Write out, word for word, the part of the material below that opens with the line containing "Where is each" and closes with the line containing "Find all labels, buttons, inputs, and", including both of those lines. Leave any pictures out of your answer.

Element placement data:
━━━━━━━━━━━━━━━━━━━━

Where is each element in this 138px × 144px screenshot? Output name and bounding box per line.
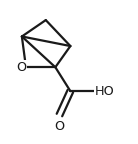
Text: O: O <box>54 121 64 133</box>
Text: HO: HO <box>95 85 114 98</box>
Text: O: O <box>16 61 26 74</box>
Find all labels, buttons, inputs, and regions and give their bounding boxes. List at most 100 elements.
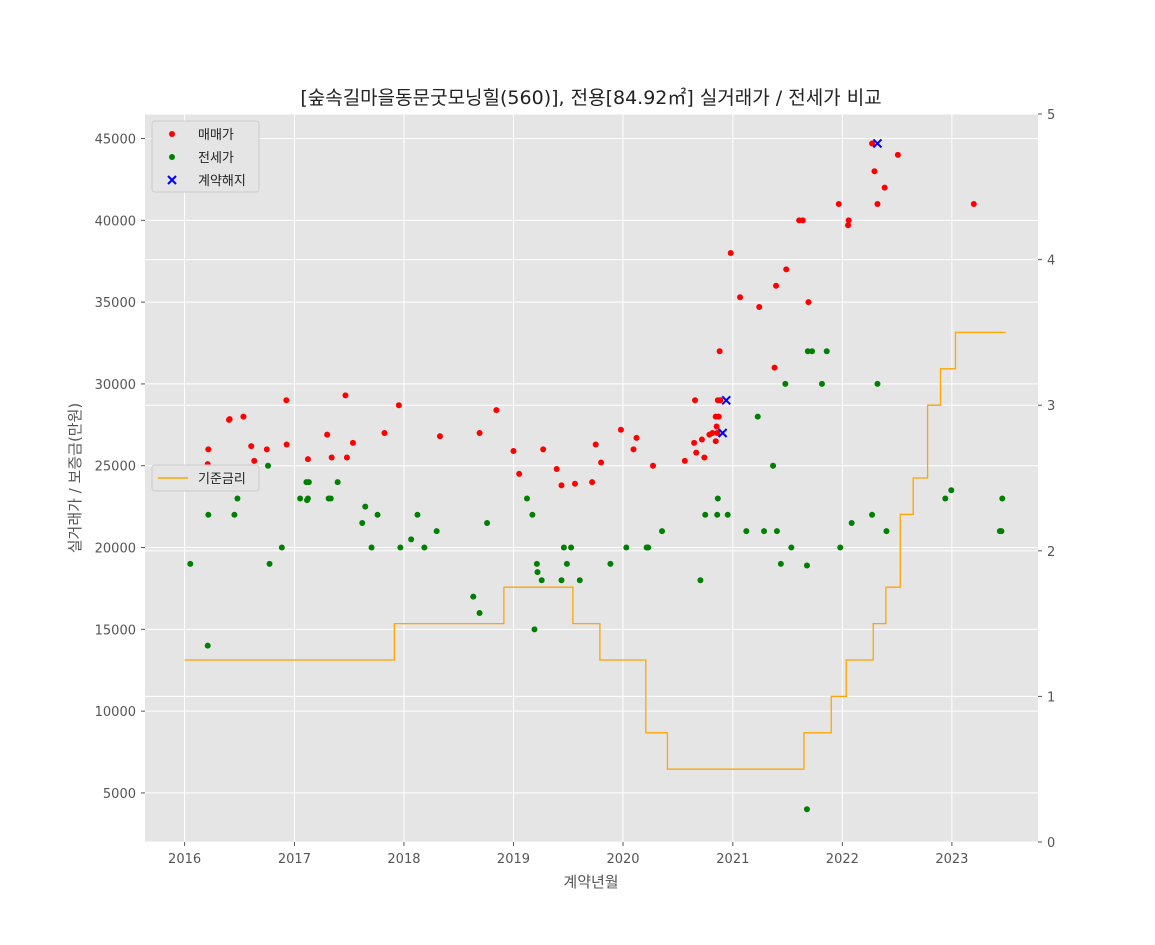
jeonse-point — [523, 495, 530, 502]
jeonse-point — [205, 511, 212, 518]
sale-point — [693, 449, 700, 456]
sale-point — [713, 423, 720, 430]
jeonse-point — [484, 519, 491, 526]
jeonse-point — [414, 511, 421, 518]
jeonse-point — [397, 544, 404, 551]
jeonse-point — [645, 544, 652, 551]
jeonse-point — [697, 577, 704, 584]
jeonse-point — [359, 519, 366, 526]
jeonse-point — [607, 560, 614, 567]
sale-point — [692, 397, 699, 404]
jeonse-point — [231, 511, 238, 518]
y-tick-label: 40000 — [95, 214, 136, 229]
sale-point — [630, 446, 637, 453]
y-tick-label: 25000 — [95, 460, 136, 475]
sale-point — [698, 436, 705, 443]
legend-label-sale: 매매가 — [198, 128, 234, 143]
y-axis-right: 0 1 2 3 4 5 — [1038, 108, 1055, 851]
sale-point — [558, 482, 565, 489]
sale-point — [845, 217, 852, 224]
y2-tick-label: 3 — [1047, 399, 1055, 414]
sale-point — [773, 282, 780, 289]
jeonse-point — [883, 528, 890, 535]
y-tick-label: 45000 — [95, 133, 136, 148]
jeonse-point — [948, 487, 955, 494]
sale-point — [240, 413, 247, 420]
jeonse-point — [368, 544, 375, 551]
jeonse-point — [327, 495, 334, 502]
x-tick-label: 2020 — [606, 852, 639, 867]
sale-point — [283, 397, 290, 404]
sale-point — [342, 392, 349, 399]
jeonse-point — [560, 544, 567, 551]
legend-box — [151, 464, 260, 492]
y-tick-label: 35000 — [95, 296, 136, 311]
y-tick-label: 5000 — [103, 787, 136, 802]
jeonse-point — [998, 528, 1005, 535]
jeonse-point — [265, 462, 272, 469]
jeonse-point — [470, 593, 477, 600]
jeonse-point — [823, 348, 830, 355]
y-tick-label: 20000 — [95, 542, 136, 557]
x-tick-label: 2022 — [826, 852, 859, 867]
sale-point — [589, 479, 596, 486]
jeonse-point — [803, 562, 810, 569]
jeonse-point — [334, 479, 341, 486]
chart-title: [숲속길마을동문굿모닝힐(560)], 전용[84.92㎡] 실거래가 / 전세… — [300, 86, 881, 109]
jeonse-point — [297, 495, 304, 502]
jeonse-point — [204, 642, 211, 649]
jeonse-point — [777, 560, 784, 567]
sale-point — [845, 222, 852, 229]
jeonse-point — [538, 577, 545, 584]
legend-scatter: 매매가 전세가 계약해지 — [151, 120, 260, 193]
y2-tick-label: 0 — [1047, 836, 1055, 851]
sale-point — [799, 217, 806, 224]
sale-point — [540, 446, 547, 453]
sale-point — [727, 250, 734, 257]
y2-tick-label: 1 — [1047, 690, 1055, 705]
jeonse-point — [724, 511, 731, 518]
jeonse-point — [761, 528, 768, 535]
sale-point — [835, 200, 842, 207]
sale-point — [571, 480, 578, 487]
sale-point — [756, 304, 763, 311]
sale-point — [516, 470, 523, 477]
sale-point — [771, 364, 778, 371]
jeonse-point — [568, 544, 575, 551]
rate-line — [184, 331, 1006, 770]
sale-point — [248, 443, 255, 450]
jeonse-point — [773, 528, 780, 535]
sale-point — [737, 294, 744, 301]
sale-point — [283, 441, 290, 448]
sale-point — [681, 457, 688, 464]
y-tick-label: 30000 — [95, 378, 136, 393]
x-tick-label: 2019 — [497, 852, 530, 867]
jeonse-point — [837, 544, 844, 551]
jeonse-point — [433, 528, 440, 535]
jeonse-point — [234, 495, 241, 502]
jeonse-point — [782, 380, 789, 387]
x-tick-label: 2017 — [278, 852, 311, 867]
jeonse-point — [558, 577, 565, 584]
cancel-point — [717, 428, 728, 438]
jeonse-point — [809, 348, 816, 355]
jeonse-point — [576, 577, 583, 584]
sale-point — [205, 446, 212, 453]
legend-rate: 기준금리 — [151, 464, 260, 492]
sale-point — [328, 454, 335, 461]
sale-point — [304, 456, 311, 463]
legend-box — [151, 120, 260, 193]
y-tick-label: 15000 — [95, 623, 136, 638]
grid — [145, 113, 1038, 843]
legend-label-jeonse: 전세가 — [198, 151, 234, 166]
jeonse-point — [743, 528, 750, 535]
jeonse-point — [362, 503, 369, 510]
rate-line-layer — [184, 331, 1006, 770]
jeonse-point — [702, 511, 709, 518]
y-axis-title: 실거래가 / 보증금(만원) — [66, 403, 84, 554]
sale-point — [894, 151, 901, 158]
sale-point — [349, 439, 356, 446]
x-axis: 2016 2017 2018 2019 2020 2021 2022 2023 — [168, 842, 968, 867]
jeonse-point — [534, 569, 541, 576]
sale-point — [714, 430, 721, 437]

━━━━━━━━━━━━━━━━━━━━

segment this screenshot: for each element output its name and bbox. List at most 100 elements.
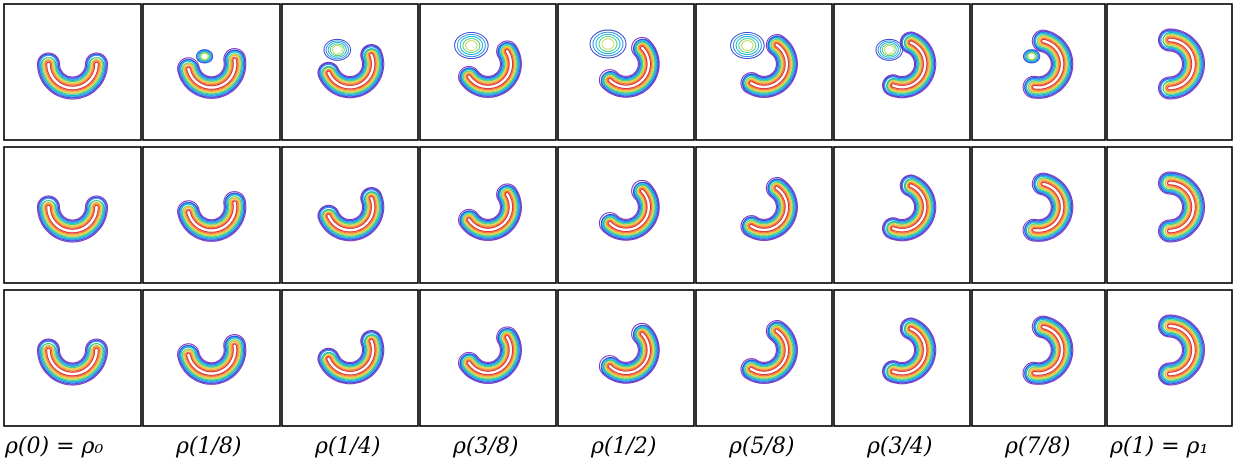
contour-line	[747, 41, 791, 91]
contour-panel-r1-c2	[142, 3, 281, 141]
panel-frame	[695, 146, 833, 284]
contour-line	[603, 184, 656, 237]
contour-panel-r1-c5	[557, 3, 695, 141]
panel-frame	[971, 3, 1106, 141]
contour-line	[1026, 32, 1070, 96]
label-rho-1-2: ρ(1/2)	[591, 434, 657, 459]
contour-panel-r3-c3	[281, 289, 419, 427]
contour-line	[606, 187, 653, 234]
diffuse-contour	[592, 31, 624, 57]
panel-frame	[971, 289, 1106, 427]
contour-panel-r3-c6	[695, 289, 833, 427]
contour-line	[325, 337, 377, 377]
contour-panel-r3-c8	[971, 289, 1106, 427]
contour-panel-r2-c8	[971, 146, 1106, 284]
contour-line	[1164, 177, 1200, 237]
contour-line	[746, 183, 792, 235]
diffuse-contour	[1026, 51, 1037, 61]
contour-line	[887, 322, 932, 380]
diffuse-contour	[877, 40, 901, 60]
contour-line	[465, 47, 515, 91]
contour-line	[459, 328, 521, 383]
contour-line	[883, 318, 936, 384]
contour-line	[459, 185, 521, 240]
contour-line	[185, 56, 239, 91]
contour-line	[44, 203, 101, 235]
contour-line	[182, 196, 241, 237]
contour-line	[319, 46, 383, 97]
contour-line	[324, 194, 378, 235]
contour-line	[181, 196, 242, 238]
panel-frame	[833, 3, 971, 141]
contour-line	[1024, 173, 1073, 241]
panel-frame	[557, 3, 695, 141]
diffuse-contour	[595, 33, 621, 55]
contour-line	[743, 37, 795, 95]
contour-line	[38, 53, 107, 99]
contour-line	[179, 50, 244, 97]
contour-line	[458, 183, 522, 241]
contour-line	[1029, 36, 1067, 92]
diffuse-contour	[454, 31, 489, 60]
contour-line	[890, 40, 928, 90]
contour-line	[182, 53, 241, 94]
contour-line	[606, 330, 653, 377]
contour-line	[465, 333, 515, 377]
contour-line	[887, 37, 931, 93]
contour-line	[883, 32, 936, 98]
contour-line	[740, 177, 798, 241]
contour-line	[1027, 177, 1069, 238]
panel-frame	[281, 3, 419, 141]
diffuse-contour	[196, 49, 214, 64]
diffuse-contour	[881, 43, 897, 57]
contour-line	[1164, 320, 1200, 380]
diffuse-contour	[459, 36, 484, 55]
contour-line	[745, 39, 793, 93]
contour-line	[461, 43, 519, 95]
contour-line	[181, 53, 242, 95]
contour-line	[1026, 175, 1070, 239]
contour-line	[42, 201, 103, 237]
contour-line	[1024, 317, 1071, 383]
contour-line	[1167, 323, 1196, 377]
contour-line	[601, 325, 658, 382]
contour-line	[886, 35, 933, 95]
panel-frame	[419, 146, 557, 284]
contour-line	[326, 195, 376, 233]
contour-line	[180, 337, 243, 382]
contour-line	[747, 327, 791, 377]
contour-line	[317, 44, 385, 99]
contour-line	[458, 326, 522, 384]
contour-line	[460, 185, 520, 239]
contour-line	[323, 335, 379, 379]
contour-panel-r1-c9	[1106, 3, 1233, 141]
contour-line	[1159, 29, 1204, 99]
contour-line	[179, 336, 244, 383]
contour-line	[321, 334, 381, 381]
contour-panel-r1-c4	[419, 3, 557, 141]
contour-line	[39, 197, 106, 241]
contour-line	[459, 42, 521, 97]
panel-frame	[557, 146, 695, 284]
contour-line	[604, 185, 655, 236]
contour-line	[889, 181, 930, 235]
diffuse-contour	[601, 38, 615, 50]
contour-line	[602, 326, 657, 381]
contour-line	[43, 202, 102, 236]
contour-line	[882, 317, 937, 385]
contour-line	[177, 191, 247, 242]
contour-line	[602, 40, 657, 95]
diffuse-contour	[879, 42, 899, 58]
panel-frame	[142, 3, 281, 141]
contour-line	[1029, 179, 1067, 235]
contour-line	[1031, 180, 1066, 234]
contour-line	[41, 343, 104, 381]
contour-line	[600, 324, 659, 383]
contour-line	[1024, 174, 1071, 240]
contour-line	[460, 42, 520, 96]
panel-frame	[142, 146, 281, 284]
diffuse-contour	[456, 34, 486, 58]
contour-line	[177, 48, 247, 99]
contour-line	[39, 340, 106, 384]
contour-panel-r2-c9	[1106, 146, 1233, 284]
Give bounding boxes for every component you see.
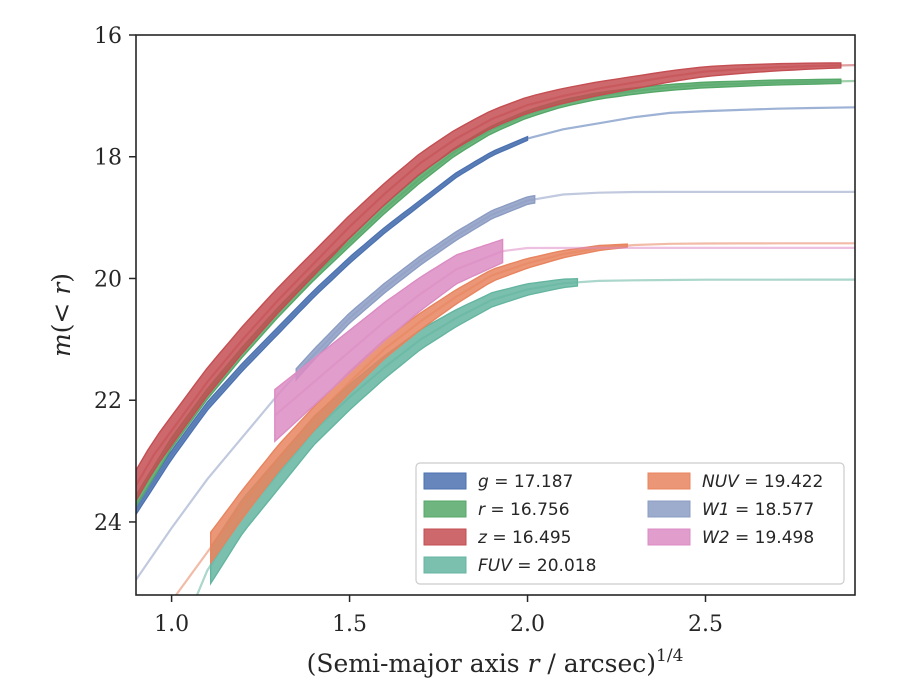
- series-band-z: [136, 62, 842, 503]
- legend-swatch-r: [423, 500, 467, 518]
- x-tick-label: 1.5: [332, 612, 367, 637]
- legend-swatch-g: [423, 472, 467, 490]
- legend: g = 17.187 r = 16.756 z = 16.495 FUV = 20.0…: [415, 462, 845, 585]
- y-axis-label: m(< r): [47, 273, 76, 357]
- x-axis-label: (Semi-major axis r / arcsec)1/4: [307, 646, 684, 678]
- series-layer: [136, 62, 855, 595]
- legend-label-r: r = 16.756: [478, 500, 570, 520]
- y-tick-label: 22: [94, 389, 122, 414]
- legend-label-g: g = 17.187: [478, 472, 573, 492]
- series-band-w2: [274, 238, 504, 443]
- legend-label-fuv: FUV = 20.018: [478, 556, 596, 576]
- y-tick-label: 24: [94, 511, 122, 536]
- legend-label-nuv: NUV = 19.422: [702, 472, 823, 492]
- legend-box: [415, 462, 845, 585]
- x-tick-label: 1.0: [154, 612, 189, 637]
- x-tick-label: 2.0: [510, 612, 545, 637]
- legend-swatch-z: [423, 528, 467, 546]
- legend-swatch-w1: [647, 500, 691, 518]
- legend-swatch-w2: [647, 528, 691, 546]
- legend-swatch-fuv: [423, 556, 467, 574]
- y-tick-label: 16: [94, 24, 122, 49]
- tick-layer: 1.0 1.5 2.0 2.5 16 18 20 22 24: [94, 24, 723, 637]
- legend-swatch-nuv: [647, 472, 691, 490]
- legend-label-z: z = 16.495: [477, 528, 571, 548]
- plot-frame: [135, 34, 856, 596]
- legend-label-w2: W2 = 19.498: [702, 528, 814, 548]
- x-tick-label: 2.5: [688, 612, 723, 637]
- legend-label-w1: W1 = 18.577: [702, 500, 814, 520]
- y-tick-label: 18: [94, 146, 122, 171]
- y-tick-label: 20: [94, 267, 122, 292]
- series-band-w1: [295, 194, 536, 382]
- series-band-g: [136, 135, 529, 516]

━━━━━━━━━━━━━━━━━━━━

- **Solution for this problem**:
Where is each element in this 138px × 144px screenshot? Output name and bounding box per line.
Text: O: O <box>54 121 64 133</box>
Text: HO: HO <box>95 85 114 98</box>
Text: O: O <box>16 61 26 74</box>
Find all labels, buttons, inputs, and regions and give their bounding boxes. List at most 100 elements.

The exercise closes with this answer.